* **Goal**
Each entry below is to be written out exactly, and the pictures are to be left out.

Dataset entries on figures:
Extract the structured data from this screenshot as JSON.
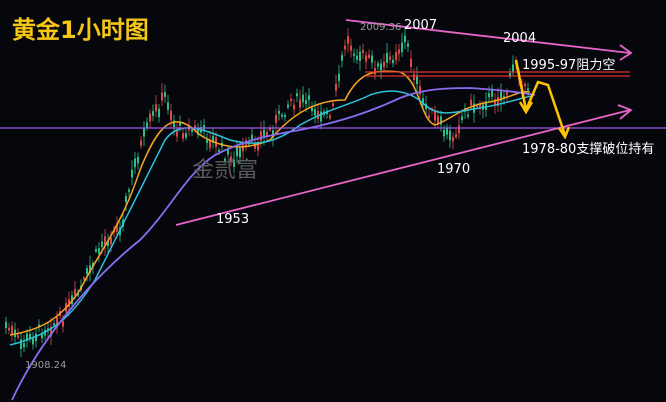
{
  "title": "黄金1小时图",
  "watermark": "金贰富",
  "annotations": {
    "high_price": "2009.36",
    "low_price": "1908.24",
    "peak_left": "2007",
    "peak_right": "2004",
    "resistance": "1995-97阻力空",
    "support": "1978-80支撑破位持有",
    "low_mid": "1970",
    "low_left": "1953"
  }
}
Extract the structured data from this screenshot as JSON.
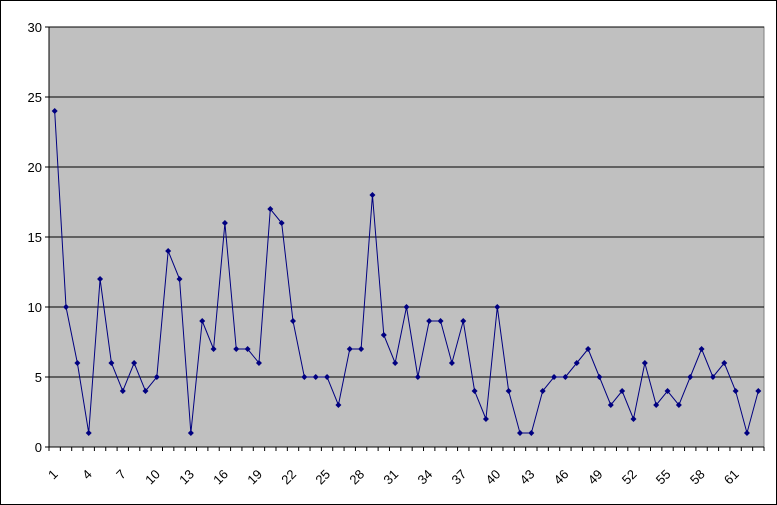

* **Worked solution**
Extract the structured data from this screenshot as JSON.
{
  "title": "黄金1小时图",
  "watermark": "金贰富",
  "annotations": {
    "high_price": "2009.36",
    "low_price": "1908.24",
    "peak_left": "2007",
    "peak_right": "2004",
    "resistance": "1995-97阻力空",
    "support": "1978-80支撑破位持有",
    "low_mid": "1970",
    "low_left": "1953"
  }
}
Extract the structured data from this screenshot as JSON.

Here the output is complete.